** start of Rows **
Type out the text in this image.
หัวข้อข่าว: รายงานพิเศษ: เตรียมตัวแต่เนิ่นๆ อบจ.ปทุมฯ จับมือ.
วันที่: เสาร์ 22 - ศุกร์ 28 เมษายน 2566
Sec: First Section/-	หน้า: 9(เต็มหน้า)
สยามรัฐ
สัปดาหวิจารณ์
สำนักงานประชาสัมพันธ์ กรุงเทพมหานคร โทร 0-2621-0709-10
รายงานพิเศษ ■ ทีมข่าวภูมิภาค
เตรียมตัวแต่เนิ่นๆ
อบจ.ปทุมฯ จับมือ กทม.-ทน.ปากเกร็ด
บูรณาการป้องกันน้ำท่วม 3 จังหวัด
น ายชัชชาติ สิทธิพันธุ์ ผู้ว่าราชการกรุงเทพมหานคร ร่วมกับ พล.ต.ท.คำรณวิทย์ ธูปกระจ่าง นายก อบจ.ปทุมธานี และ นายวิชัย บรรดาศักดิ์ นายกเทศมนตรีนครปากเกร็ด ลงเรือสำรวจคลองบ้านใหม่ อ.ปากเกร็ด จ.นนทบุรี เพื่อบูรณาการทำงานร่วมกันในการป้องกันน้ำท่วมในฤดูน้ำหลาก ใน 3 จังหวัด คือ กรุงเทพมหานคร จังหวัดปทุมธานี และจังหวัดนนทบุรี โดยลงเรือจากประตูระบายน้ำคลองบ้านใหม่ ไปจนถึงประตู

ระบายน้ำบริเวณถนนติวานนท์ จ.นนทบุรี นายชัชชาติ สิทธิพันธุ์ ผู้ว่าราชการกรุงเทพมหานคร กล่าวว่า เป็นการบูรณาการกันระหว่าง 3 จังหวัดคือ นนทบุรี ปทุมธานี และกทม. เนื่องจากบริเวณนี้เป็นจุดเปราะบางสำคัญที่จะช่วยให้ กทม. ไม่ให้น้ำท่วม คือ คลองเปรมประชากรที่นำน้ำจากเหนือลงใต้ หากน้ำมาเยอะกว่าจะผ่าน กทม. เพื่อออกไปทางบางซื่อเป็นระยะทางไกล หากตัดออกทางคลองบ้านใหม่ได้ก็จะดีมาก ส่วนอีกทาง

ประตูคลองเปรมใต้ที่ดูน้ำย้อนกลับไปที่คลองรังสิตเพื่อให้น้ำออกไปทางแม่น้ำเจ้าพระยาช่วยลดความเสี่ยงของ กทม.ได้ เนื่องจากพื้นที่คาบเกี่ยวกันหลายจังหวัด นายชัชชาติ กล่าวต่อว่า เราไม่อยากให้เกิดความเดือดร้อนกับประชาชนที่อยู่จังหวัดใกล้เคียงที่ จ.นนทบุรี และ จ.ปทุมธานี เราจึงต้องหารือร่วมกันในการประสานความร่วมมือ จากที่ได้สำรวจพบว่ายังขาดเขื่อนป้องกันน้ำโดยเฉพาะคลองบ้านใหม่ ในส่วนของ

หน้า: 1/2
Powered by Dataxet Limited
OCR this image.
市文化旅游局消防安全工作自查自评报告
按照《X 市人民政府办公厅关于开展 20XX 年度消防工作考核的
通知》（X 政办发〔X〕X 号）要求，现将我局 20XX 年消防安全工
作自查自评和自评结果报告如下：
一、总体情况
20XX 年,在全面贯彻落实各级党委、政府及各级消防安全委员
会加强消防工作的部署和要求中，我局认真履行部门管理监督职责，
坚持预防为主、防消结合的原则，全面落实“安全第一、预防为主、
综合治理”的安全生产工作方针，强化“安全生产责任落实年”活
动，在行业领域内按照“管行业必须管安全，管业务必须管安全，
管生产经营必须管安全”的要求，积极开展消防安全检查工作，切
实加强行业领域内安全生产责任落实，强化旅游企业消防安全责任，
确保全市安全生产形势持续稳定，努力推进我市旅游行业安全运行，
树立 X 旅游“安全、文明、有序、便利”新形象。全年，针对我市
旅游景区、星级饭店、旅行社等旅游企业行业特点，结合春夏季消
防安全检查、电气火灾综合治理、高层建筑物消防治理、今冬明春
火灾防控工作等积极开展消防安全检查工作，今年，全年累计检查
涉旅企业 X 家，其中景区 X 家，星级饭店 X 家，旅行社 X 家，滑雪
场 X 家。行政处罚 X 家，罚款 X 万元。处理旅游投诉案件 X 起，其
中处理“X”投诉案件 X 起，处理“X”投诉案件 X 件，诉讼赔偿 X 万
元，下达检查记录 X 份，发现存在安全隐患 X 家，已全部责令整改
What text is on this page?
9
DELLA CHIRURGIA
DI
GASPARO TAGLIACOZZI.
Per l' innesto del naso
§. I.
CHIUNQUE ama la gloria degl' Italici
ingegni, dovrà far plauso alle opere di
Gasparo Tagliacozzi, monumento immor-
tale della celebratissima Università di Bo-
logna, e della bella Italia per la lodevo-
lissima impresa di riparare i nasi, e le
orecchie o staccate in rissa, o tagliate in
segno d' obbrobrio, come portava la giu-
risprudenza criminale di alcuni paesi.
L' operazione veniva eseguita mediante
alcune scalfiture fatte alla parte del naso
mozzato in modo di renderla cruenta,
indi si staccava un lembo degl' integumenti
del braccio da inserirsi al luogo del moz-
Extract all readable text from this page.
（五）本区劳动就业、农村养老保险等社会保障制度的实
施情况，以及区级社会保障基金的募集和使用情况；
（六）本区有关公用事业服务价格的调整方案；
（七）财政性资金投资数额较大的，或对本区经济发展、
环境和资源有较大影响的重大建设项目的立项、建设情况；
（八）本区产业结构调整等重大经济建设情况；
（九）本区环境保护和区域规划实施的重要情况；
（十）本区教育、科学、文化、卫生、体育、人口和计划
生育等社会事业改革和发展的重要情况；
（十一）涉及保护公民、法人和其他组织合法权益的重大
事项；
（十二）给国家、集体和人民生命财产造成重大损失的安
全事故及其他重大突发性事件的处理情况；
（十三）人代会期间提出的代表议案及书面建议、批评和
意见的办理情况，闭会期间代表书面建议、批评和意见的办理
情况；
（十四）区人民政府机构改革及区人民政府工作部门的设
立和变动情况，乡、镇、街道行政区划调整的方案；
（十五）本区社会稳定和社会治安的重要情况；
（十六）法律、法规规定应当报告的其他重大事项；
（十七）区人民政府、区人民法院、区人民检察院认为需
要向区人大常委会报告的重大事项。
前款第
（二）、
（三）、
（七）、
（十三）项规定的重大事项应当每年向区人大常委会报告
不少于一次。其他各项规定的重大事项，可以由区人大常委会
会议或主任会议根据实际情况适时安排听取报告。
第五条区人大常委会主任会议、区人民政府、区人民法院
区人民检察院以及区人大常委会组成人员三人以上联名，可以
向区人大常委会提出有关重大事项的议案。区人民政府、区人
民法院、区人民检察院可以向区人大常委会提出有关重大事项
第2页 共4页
** end of Rows **
Job - Transcribe the data above in full, exactly.

Result of this exercise -
Type out the text in this image.
หัวข้อข่าว: รายงานพิเศษ: เตรียมตัวแต่เนิ่นๆ อบจ.ปทุมฯ จับมือ.
วันที่: เสาร์ 22 - ศุกร์ 28 เมษายน 2566
Sec: First Section/-	หน้า: 9(เต็มหน้า)
สยามรัฐ
สัปดาหวิจารณ์
สำนักงานประชาสัมพันธ์ กรุงเทพมหานคร โทร 0-2621-0709-10
รายงานพิเศษ ■ ทีมข่าวภูมิภาค
เตรียมตัวแต่เนิ่นๆ
อบจ.ปทุมฯ จับมือ กทม.-ทน.ปากเกร็ด
บูรณาการป้องกันน้ำท่วม 3 จังหวัด
น ายชัชชาติ สิทธิพันธุ์ ผู้ว่าราชการกรุงเทพมหานคร ร่วมกับ พล.ต.ท.คำรณวิทย์ ธูปกระจ่าง นายก อบจ.ปทุมธานี และ นายวิชัย บรรดาศักดิ์ นายกเทศมนตรีนครปากเกร็ด ลงเรือสำรวจคลองบ้านใหม่ อ.ปากเกร็ด จ.นนทบุรี เพื่อบูรณาการทำงานร่วมกันในการป้องกันน้ำท่วมในฤดูน้ำหลาก ใน 3 จังหวัด คือ กรุงเทพมหานคร จังหวัดปทุมธานี และจังหวัดนนทบุรี โดยลงเรือจากประตูระบายน้ำคลองบ้านใหม่ ไปจนถึงประตู

ระบายน้ำบริเวณถนนติวานนท์ จ.นนทบุรี นายชัชชาติ สิทธิพันธุ์ ผู้ว่าราชการกรุงเทพมหานคร กล่าวว่า เป็นการบูรณาการกันระหว่าง 3 จังหวัดคือ นนทบุรี ปทุมธานี และกทม. เนื่องจากบริเวณนี้เป็นจุดเปราะบางสำคัญที่จะช่วยให้ กทม. ไม่ให้น้ำท่วม คือ คลองเปรมประชากรที่นำน้ำจากเหนือลงใต้ หากน้ำมาเยอะกว่าจะผ่าน กทม. เพื่อออกไปทางบางซื่อเป็นระยะทางไกล หากตัดออกทางคลองบ้านใหม่ได้ก็จะดีมาก ส่วนอีกทาง

ประตูคลองเปรมใต้ที่ดูน้ำย้อนกลับไปที่คลองรังสิตเพื่อให้น้ำออกไปทางแม่น้ำเจ้าพระยาช่วยลดความเสี่ยงของ กทม.ได้ เนื่องจากพื้นที่คาบเกี่ยวกันหลายจังหวัด นายชัชชาติ กล่าวต่อว่า เราไม่อยากให้เกิดความเดือดร้อนกับประชาชนที่อยู่จังหวัดใกล้เคียงที่ จ.นนทบุรี และ จ.ปทุมธานี เราจึงต้องหารือร่วมกันในการประสานความร่วมมือ จากที่ได้สำรวจพบว่ายังขาดเขื่อนป้องกันน้ำโดยเฉพาะคลองบ้านใหม่ ในส่วนของ

หน้า: 1/2
Powered by Dataxet Limited
OCR this image.
市文化旅游局消防安全工作自查自评报告
按照《X 市人民政府办公厅关于开展 20XX 年度消防工作考核的
通知》（X 政办发〔X〕X 号）要求，现将我局 20XX 年消防安全工
作自查自评和自评结果报告如下：
一、总体情况
20XX 年,在全面贯彻落实各级党委、政府及各级消防安全委员
会加强消防工作的部署和要求中，我局认真履行部门管理监督职责，
坚持预防为主、防消结合的原则，全面落实“安全第一、预防为主、
综合治理”的安全生产工作方针，强化“安全生产责任落实年”活
动，在行业领域内按照“管行业必须管安全，管业务必须管安全，
管生产经营必须管安全”的要求，积极开展消防安全检查工作，切
实加强行业领域内安全生产责任落实，强化旅游企业消防安全责任，
确保全市安全生产形势持续稳定，努力推进我市旅游行业安全运行，
树立 X 旅游“安全、文明、有序、便利”新形象。全年，针对我市
旅游景区、星级饭店、旅行社等旅游企业行业特点，结合春夏季消
防安全检查、电气火灾综合治理、高层建筑物消防治理、今冬明春
火灾防控工作等积极开展消防安全检查工作，今年，全年累计检查
涉旅企业 X 家，其中景区 X 家，星级饭店 X 家，旅行社 X 家，滑雪
场 X 家。行政处罚 X 家，罚款 X 万元。处理旅游投诉案件 X 起，其
中处理“X”投诉案件 X 起，处理“X”投诉案件 X 件，诉讼赔偿 X 万
元，下达检查记录 X 份，发现存在安全隐患 X 家，已全部责令整改
What text is on this page?
9
DELLA CHIRURGIA
DI
GASPARO TAGLIACOZZI.
Per l' innesto del naso
§. I.
CHIUNQUE ama la gloria degl' Italici
ingegni, dovrà far plauso alle opere di
Gasparo Tagliacozzi, monumento immor-
tale della celebratissima Università di Bo-
logna, e della bella Italia per la lodevo-
lissima impresa di riparare i nasi, e le
orecchie o staccate in rissa, o tagliate in
segno d' obbrobrio, come portava la giu-
risprudenza criminale di alcuni paesi.
L' operazione veniva eseguita mediante
alcune scalfiture fatte alla parte del naso
mozzato in modo di renderla cruenta,
indi si staccava un lembo degl' integumenti
del braccio da inserirsi al luogo del moz-
Extract all readable text from this page.
（五）本区劳动就业、农村养老保险等社会保障制度的实
施情况，以及区级社会保障基金的募集和使用情况；
（六）本区有关公用事业服务价格的调整方案；
（七）财政性资金投资数额较大的，或对本区经济发展、
环境和资源有较大影响的重大建设项目的立项、建设情况；
（八）本区产业结构调整等重大经济建设情况；
（九）本区环境保护和区域规划实施的重要情况；
（十）本区教育、科学、文化、卫生、体育、人口和计划
生育等社会事业改革和发展的重要情况；
（十一）涉及保护公民、法人和其他组织合法权益的重大
事项；
（十二）给国家、集体和人民生命财产造成重大损失的安
全事故及其他重大突发性事件的处理情况；
（十三）人代会期间提出的代表议案及书面建议、批评和
意见的办理情况，闭会期间代表书面建议、批评和意见的办理
情况；
（十四）区人民政府机构改革及区人民政府工作部门的设
立和变动情况，乡、镇、街道行政区划调整的方案；
（十五）本区社会稳定和社会治安的重要情况；
（十六）法律、法规规定应当报告的其他重大事项；
（十七）区人民政府、区人民法院、区人民检察院认为需
要向区人大常委会报告的重大事项。
前款第
（二）、
（三）、
（七）、
（十三）项规定的重大事项应当每年向区人大常委会报告
不少于一次。其他各项规定的重大事项，可以由区人大常委会
会议或主任会议根据实际情况适时安排听取报告。
第五条区人大常委会主任会议、区人民政府、区人民法院
区人民检察院以及区人大常委会组成人员三人以上联名，可以
向区人大常委会提出有关重大事项的议案。区人民政府、区人
民法院、区人民检察院可以向区人大常委会提出有关重大事项
第2页 共4页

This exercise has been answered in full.